_What the task asks_
Repeat, without any change, the entries presented below.

##############################

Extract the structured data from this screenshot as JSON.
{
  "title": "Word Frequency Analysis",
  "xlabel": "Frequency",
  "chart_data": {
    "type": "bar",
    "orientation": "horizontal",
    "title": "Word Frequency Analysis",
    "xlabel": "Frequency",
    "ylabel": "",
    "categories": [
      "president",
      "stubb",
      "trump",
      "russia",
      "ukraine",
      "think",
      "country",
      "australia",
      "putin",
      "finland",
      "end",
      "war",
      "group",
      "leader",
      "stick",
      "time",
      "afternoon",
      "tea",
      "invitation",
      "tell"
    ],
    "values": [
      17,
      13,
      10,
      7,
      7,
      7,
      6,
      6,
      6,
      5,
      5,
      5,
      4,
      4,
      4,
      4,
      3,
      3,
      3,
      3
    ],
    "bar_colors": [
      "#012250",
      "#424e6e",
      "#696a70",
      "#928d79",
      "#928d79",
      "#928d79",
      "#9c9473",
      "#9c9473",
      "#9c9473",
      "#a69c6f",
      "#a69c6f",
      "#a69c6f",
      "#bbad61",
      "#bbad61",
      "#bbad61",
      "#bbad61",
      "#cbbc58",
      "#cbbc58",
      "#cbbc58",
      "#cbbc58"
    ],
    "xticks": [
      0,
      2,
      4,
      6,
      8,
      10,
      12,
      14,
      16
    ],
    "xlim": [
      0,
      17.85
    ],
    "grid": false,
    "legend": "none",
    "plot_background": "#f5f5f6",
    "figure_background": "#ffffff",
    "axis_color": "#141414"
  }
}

##############################

_Reply to the task_
Extract the structured data from this screenshot as JSON.
{
  "title": "Word Frequency Analysis",
  "xlabel": "Frequency",
  "chart_data": {
    "type": "bar",
    "orientation": "horizontal",
    "title": "Word Frequency Analysis",
    "xlabel": "Frequency",
    "ylabel": "",
    "categories": [
      "president",
      "stubb",
      "trump",
      "russia",
      "ukraine",
      "think",
      "country",
      "australia",
      "putin",
      "finland",
      "end",
      "war",
      "group",
      "leader",
      "stick",
      "time",
      "afternoon",
      "tea",
      "invitation",
      "tell"
    ],
    "values": [
      17,
      13,
      10,
      7,
      7,
      7,
      6,
      6,
      6,
      5,
      5,
      5,
      4,
      4,
      4,
      4,
      3,
      3,
      3,
      3
    ],
    "bar_colors": [
      "#012250",
      "#424e6e",
      "#696a70",
      "#928d79",
      "#928d79",
      "#928d79",
      "#9c9473",
      "#9c9473",
      "#9c9473",
      "#a69c6f",
      "#a69c6f",
      "#a69c6f",
      "#bbad61",
      "#bbad61",
      "#bbad61",
      "#bbad61",
      "#cbbc58",
      "#cbbc58",
      "#cbbc58",
      "#cbbc58"
    ],
    "xticks": [
      0,
      2,
      4,
      6,
      8,
      10,
      12,
      14,
      16
    ],
    "xlim": [
      0,
      17.85
    ],
    "grid": false,
    "legend": "none",
    "plot_background": "#f5f5f6",
    "figure_background": "#ffffff",
    "axis_color": "#141414"
  }
}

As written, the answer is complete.